● **What you have to do**
Reproduce the data in its entirety, exactly as supplied.
▽
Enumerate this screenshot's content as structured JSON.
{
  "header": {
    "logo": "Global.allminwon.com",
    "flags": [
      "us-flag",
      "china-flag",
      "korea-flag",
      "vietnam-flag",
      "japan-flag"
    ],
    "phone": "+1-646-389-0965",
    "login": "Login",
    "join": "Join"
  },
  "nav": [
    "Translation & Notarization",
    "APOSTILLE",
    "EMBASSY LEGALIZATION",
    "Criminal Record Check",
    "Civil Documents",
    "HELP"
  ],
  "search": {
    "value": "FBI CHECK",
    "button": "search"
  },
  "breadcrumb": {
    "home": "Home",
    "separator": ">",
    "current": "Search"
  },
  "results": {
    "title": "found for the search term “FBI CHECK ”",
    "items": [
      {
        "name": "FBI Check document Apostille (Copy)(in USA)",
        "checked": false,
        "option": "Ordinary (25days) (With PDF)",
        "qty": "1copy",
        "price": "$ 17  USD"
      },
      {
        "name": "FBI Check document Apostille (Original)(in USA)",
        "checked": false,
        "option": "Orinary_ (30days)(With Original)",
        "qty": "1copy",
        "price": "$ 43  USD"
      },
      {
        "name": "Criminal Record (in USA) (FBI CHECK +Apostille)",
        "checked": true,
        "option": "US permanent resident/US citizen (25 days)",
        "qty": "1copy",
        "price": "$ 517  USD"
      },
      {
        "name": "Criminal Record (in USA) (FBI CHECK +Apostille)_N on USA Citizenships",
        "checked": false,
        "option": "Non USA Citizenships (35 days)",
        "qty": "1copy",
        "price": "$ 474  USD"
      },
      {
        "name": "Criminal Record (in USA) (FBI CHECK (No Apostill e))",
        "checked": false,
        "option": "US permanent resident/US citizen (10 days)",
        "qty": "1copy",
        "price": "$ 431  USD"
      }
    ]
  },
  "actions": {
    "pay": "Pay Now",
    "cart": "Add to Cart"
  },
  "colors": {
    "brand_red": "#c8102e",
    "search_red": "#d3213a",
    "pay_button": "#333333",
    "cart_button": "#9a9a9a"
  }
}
△
● **Task output**
Enumerate this screenshot's content as structured JSON.
{
  "header": {
    "logo": "Global.allminwon.com",
    "flags": [
      "us-flag",
      "china-flag",
      "korea-flag",
      "vietnam-flag",
      "japan-flag"
    ],
    "phone": "+1-646-389-0965",
    "login": "Login",
    "join": "Join"
  },
  "nav": [
    "Translation & Notarization",
    "APOSTILLE",
    "EMBASSY LEGALIZATION",
    "Criminal Record Check",
    "Civil Documents",
    "HELP"
  ],
  "search": {
    "value": "FBI CHECK",
    "button": "search"
  },
  "breadcrumb": {
    "home": "Home",
    "separator": ">",
    "current": "Search"
  },
  "results": {
    "title": "found for the search term “FBI CHECK ”",
    "items": [
      {
        "name": "FBI Check document Apostille (Copy)(in USA)",
        "checked": false,
        "option": "Ordinary (25days) (With PDF)",
        "qty": "1copy",
        "price": "$ 17  USD"
      },
      {
        "name": "FBI Check document Apostille (Original)(in USA)",
        "checked": false,
        "option": "Orinary_ (30days)(With Original)",
        "qty": "1copy",
        "price": "$ 43  USD"
      },
      {
        "name": "Criminal Record (in USA) (FBI CHECK +Apostille)",
        "checked": true,
        "option": "US permanent resident/US citizen (25 days)",
        "qty": "1copy",
        "price": "$ 517  USD"
      },
      {
        "name": "Criminal Record (in USA) (FBI CHECK +Apostille)_N on USA Citizenships",
        "checked": false,
        "option": "Non USA Citizenships (35 days)",
        "qty": "1copy",
        "price": "$ 474  USD"
      },
      {
        "name": "Criminal Record (in USA) (FBI CHECK (No Apostill e))",
        "checked": false,
        "option": "US permanent resident/US citizen (10 days)",
        "qty": "1copy",
        "price": "$ 431  USD"
      }
    ]
  },
  "actions": {
    "pay": "Pay Now",
    "cart": "Add to Cart"
  },
  "colors": {
    "brand_red": "#c8102e",
    "search_red": "#d3213a",
    "pay_button": "#333333",
    "cart_button": "#9a9a9a"
  }
}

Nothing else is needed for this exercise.